What is asked:
Below is some material; transcribe all of it exactly.
Begin Source records
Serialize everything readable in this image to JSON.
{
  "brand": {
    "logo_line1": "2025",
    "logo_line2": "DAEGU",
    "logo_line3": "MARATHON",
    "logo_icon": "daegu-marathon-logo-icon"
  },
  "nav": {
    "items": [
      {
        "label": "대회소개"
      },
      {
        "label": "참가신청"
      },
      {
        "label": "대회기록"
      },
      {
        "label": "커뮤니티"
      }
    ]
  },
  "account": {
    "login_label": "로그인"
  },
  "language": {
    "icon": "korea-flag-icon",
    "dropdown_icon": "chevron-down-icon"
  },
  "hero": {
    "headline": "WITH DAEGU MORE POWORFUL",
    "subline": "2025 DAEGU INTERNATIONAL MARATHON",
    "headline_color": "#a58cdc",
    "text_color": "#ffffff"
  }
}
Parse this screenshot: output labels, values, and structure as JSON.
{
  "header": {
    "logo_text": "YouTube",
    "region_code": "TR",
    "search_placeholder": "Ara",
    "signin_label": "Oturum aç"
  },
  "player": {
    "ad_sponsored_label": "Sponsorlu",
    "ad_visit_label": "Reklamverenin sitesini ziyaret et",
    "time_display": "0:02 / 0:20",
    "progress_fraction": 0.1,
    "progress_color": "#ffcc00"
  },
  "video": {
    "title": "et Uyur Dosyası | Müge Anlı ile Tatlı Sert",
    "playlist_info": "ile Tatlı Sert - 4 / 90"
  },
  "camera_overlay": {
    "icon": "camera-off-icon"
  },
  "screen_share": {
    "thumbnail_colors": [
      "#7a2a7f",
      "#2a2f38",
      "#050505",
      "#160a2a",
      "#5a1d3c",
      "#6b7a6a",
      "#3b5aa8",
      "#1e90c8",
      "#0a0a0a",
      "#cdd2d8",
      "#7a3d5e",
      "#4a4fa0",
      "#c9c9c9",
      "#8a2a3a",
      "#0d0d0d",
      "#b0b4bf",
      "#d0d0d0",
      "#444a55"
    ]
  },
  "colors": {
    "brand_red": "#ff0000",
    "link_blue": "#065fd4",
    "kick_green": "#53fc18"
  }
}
End Source records
Written response:
Serialize everything readable in this image to JSON.
{
  "brand": {
    "logo_line1": "2025",
    "logo_line2": "DAEGU",
    "logo_line3": "MARATHON",
    "logo_icon": "daegu-marathon-logo-icon"
  },
  "nav": {
    "items": [
      {
        "label": "대회소개"
      },
      {
        "label": "참가신청"
      },
      {
        "label": "대회기록"
      },
      {
        "label": "커뮤니티"
      }
    ]
  },
  "account": {
    "login_label": "로그인"
  },
  "language": {
    "icon": "korea-flag-icon",
    "dropdown_icon": "chevron-down-icon"
  },
  "hero": {
    "headline": "WITH DAEGU MORE POWORFUL",
    "subline": "2025 DAEGU INTERNATIONAL MARATHON",
    "headline_color": "#a58cdc",
    "text_color": "#ffffff"
  }
}
Parse this screenshot: output labels, values, and structure as JSON.
{
  "header": {
    "logo_text": "YouTube",
    "region_code": "TR",
    "search_placeholder": "Ara",
    "signin_label": "Oturum aç"
  },
  "player": {
    "ad_sponsored_label": "Sponsorlu",
    "ad_visit_label": "Reklamverenin sitesini ziyaret et",
    "time_display": "0:02 / 0:20",
    "progress_fraction": 0.1,
    "progress_color": "#ffcc00"
  },
  "video": {
    "title": "et Uyur Dosyası | Müge Anlı ile Tatlı Sert",
    "playlist_info": "ile Tatlı Sert - 4 / 90"
  },
  "camera_overlay": {
    "icon": "camera-off-icon"
  },
  "screen_share": {
    "thumbnail_colors": [
      "#7a2a7f",
      "#2a2f38",
      "#050505",
      "#160a2a",
      "#5a1d3c",
      "#6b7a6a",
      "#3b5aa8",
      "#1e90c8",
      "#0a0a0a",
      "#cdd2d8",
      "#7a3d5e",
      "#4a4fa0",
      "#c9c9c9",
      "#8a2a3a",
      "#0d0d0d",
      "#b0b4bf",
      "#d0d0d0",
      "#444a55"
    ]
  },
  "colors": {
    "brand_red": "#ff0000",
    "link_blue": "#065fd4",
    "kick_green": "#53fc18"
  }
}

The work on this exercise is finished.